> **Work to complete**
Here are some records; copy every line that holds the word "объектов".

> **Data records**
__________________________________________________
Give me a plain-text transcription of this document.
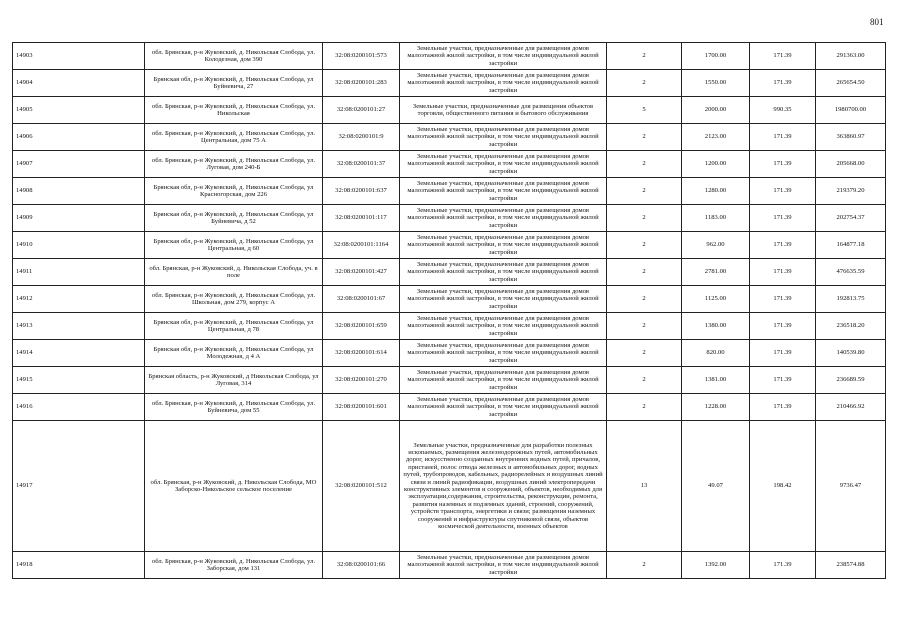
801
14903	обл. Брянская, р-н Жуковский, д. Никольская Слобода, ул. Колодезная, дом 390	32:08:0200101:573	Земельные участки, предназначенные для размещения домов малоэтажной жилой застройки, в том числе индивидуальной жилой застройки	2	1700.00	171.39	291363.00
14904	Брянская обл, р-н Жуковский, д. Никольская Слобода, ул Буйневича, 27	32:08:0200101:283	Земельные участки, предназначенные для размещения домов малоэтажной жилой застройки, в том числе индивидуальной жилой застройки	2	1550.00	171.39	265654.50
14905	обл. Брянская, р-н Жуковский, д. Никольская Слобода, ул. Никольская	32:08:0200101:27	Земельные участки, предназначенные для размещения объектов торговли, общественного питания и бытового обслуживания	5	2000.00	990.35	1980700.00
14906	обл. Брянская, р-н Жуковский, д. Никольская Слобода, ул. Центральная, дом 75 А	32:08:0200101:9	Земельные участки, предназначенные для размещения домов малоэтажной жилой застройки, в том числе индивидуальной жилой застройки	2	2123.00	171.39	363860.97
14907	обл. Брянская, р-н Жуковский, д. Никольская Слобода, ул. Луговая, дом 240-Б	32:08:0200101:37	Земельные участки, предназначенные для размещения домов малоэтажной жилой застройки, в том числе индивидуальной жилой застройки	2	1200.00	171.39	205668.00
14908	Брянская обл, р-н Жуковский, д. Никольская Слобода, ул Красногорская, дом 226	32:08:0200101:637	Земельные участки, предназначенные для размещения домов малоэтажной жилой застройки, в том числе индивидуальной жилой застройки	2	1280.00	171.39	219379.20
14909	Брянская обл, р-н Жуковский, д. Никольская Слобода, ул Буйневича, д 52	32:08:0200101:117	Земельные участки, предназначенные для размещения домов малоэтажной жилой застройки, в том числе индивидуальной жилой застройки	2	1183.00	171.39	202754.37
14910	Брянская обл, р-н Жуковский, д. Никольская Слобода, ул Центральная, д 60	32:08:0200101:1164	Земельные участки, предназначенные для размещения домов малоэтажной жилой застройки, в том числе индивидуальной жилой застройки	2	962.00	171.39	164877.18
14911	обл. Брянская, р-н Жуковский, д. Никольская Слобода, уч. в поле	32:08:0200101:427	Земельные участки, предназначенные для размещения домов малоэтажной жилой застройки, в том числе индивидуальной жилой застройки	2	2781.00	171.39	476635.59
14912	обл. Брянская, р-н Жуковский, д. Никольская Слобода, ул. Школьная, дом 279, корпус А	32:08:0200101:67	Земельные участки, предназначенные для размещения домов малоэтажной жилой застройки, в том числе индивидуальной жилой застройки	2	1125.00	171.39	192813.75
14913	Брянская обл, р-н Жуковский, д. Никольская Слобода, ул Центральная, д 78	32:08:0200101:659	Земельные участки, предназначенные для размещения домов малоэтажной жилой застройки, в том числе индивидуальной жилой застройки	2	1380.00	171.39	236518.20
14914	Брянская обл, р-н Жуковский, д. Никольская Слобода, ул Молодежная, д 4 А	32:08:0200101:614	Земельные участки, предназначенные для размещения домов малоэтажной жилой застройки, в том числе индивидуальной жилой застройки	2	820.00	171.39	140539.80
14915	Брянская область, р-н Жуковский, д Никольская Слобода, ул Луговая, 314	32:08:0200101:270	Земельные участки, предназначенные для размещения домов малоэтажной жилой застройки, в том числе индивидуальной жилой застройки	2	1381.00	171.39	236689.59
14916	обл. Брянская, р-н Жуковский, д. Никольская Слобода, ул. Буйневича, дом 55	32:08:0200101:601	Земельные участки, предназначенные для размещения домов малоэтажной жилой застройки, в том числе индивидуальной жилой застройки	2	1228.00	171.39	210466.92
14917	обл. Брянская, р-н Жуковский, д. Никольская Слобода, МО Заборско-Никольское сельское поселение	32:08:0200101:512	Земельные участки, предназначенные для разработки полезных ископаемых, размещения железнодорожных путей, автомобильных дорог, искусственно созданных внутренних водных путей, причалов, пристаней, полос отвода железных и автомобильных дорог, водных путей, трубопроводов, кабельных, радиорелейных и воздушных линий связи и линий радиофикации, воздушных линий электропередачи конструктивных элементов и сооружений, объектов, необходимых для эксплуатации,содержания, строительства, реконструкции, ремонта, развития наземных и подземных зданий, строений, сооружений, устройств транспорта, энергетики и связи; размещения наземных сооружений и инфраструктуры спутниковой связи, объектов космической деятельности, военных объектов	13	49.07	198.42	9736.47
14918	обл. Брянская, р-н Жуковский, д. Никольская Слобода, ул. Заборская, дом 131	32:08:0200101:66	Земельные участки, предназначенные для размещения домов малоэтажной жилой застройки, в том числе индивидуальной жилой застройки	2	1392.00	171.39	238574.88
__________________________________________________
> **In response**
14905	обл. Брянская, р-н Жуковский, д. Никольская Слобода, ул. Никольская	32:08:0200101:27	Земельные участки, предназначенные для размещения объектов торговли, общественного питания и бытового обслуживания	5	2000.00	990.35	1980700.00
14917	обл. Брянская, р-н Жуковский, д. Никольская Слобода, МО Заборско-Никольское сельское поселение	32:08:0200101:512	Земельные участки, предназначенные для разработки полезных ископаемых, размещения железнодорожных путей, автомобильных дорог, искусственно созданных внутренних водных путей, причалов, пристаней, полос отвода железных и автомобильных дорог, водных путей, трубопроводов, кабельных, радиорелейных и воздушных линий связи и линий радиофикации, воздушных линий электропередачи конструктивных элементов и сооружений, объектов, необходимых для эксплуатации,содержания, строительства, реконструкции, ремонта, развития наземных и подземных зданий, строений, сооружений, устройств транспорта, энергетики и связи; размещения наземных сооружений и инфраструктуры спутниковой связи, объектов космической деятельности, военных объектов	13	49.07	198.42	9736.47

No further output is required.